Prompt: Copy word for word the lines from the start of the listing up to and including the line that contains "episode-label: 第213期感控公开课 xyxy=(512,84,811,119)".

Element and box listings
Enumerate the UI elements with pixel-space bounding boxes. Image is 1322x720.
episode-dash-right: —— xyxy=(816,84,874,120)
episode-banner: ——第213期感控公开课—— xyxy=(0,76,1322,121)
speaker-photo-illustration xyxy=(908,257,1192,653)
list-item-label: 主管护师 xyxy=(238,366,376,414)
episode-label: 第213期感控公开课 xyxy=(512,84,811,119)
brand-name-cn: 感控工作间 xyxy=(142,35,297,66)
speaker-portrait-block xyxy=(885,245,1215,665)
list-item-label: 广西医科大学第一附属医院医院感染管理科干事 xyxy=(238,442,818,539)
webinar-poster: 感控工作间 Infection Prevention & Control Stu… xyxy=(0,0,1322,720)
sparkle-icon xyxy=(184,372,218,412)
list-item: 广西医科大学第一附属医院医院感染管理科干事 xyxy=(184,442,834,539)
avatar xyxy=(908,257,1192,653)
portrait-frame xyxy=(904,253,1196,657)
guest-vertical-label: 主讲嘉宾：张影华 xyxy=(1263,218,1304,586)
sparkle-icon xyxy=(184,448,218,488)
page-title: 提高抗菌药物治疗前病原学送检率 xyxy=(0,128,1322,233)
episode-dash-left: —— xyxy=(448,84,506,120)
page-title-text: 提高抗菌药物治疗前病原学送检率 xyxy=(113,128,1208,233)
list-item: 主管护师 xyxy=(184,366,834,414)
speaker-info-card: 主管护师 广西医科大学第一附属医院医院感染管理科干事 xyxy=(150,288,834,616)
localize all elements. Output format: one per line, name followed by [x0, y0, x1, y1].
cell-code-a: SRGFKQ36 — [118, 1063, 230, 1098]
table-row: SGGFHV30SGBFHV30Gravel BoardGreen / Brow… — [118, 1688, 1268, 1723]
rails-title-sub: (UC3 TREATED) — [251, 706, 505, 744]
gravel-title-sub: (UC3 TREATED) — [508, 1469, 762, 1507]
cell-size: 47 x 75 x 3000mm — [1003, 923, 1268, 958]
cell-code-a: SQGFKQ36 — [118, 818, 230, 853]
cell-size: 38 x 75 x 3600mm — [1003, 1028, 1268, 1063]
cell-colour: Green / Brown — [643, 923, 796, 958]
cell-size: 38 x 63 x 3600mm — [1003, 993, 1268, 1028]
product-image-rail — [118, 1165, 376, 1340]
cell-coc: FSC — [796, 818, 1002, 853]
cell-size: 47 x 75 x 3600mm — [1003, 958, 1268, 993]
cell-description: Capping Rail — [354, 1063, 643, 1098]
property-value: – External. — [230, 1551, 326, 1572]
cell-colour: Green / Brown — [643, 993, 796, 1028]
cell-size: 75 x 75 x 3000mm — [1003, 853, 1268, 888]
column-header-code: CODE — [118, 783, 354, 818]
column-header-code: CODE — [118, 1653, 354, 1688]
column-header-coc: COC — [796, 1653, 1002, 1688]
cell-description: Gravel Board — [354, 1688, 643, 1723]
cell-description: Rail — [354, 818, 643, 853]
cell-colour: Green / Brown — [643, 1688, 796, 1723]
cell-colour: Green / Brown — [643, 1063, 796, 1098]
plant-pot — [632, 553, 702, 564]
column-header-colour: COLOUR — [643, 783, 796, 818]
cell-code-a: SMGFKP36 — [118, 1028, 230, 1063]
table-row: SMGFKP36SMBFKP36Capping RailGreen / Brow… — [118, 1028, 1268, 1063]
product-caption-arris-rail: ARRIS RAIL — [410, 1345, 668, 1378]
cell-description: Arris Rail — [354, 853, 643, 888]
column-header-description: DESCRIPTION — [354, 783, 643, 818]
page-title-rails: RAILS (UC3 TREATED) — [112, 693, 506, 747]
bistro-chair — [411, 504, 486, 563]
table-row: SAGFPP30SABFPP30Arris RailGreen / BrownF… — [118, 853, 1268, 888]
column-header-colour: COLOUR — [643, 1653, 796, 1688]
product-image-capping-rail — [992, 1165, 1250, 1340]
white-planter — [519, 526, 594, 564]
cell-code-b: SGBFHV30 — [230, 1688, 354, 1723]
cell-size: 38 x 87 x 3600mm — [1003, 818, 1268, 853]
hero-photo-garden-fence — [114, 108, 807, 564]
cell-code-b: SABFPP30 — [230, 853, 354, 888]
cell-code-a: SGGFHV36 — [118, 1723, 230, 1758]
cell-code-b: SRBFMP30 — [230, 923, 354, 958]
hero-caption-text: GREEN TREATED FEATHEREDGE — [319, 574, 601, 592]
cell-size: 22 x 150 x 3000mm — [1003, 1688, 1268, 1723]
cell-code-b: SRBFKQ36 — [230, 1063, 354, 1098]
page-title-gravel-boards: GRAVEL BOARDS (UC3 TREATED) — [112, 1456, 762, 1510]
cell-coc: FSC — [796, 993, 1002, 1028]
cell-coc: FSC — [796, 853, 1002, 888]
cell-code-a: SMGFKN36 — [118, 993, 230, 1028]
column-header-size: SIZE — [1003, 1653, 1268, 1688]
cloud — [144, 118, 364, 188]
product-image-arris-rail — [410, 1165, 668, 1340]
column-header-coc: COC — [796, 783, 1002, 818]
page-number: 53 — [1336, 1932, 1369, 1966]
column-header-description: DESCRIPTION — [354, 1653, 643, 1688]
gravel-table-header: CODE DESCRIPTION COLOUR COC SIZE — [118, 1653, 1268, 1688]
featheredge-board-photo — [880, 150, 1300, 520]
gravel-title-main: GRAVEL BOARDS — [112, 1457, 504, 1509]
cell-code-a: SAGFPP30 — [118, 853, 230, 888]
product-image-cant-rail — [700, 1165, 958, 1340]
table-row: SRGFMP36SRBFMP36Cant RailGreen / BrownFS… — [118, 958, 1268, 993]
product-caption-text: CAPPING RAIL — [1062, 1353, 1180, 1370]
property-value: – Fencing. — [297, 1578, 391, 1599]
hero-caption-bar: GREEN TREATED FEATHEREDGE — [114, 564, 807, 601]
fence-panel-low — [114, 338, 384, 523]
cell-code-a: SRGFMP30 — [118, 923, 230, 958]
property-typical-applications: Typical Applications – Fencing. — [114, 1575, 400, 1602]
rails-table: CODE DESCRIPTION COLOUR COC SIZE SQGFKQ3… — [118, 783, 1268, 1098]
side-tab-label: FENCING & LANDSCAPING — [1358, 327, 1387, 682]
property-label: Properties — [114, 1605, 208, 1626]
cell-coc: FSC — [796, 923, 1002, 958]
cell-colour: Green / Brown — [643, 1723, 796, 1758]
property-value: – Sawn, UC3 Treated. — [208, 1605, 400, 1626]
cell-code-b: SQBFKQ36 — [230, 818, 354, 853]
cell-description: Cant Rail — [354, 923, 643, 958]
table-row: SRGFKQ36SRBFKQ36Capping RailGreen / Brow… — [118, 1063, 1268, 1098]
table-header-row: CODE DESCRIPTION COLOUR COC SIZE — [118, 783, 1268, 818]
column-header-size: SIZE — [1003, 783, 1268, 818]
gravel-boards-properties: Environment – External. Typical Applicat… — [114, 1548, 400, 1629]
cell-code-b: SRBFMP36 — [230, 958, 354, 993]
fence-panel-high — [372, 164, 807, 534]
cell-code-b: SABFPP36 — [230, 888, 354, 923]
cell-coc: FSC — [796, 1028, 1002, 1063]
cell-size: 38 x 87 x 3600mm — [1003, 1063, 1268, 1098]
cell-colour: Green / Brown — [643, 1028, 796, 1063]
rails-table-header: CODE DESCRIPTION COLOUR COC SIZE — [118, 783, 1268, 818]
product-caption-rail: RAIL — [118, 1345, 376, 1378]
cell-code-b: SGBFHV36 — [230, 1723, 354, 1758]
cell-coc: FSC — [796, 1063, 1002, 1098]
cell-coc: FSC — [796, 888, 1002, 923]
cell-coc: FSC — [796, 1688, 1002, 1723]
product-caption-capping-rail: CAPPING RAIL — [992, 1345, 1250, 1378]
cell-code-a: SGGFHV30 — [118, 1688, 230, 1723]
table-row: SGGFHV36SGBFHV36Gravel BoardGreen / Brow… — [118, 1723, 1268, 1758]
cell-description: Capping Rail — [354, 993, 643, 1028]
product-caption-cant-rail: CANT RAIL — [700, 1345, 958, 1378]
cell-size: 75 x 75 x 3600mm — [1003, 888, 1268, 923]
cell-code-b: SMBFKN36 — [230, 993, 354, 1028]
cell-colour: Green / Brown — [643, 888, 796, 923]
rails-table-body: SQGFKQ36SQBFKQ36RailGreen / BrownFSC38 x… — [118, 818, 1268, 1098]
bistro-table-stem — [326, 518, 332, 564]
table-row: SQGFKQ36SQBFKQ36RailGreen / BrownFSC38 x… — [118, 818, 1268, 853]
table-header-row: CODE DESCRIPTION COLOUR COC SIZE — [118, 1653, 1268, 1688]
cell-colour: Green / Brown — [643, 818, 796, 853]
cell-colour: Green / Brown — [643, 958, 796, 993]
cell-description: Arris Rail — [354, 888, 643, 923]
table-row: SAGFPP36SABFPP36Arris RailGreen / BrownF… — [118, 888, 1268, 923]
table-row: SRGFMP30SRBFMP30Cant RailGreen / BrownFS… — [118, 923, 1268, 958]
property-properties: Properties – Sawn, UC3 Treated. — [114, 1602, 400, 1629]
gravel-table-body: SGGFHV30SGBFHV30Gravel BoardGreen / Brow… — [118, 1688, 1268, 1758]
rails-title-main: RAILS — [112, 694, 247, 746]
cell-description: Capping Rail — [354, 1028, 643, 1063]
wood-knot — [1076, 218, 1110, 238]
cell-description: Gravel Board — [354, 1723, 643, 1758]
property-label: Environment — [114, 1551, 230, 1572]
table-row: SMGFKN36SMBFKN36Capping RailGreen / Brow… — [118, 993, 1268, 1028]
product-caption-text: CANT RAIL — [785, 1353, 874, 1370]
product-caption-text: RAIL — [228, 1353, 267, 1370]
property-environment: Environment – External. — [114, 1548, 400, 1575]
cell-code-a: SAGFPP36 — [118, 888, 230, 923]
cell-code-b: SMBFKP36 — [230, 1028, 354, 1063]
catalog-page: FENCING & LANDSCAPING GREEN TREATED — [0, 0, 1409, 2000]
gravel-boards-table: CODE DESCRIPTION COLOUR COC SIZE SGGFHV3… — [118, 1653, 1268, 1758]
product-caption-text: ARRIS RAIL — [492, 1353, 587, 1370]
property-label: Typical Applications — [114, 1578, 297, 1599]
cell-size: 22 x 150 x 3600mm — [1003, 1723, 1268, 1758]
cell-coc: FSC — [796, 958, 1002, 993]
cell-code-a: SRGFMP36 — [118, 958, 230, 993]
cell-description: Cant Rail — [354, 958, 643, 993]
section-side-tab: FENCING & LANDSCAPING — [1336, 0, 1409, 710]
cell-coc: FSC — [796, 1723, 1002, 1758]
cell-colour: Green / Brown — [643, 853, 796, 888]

Reply to the task:
Enumerate the UI elements with pixel-space bounding boxes. Image is 1322x720.
episode-dash-right: —— xyxy=(816,84,874,120)
episode-banner: ——第213期感控公开课—— xyxy=(0,76,1322,121)
speaker-photo-illustration xyxy=(908,257,1192,653)
list-item-label: 主管护师 xyxy=(238,366,376,414)
episode-label: 第213期感控公开课 xyxy=(512,84,811,119)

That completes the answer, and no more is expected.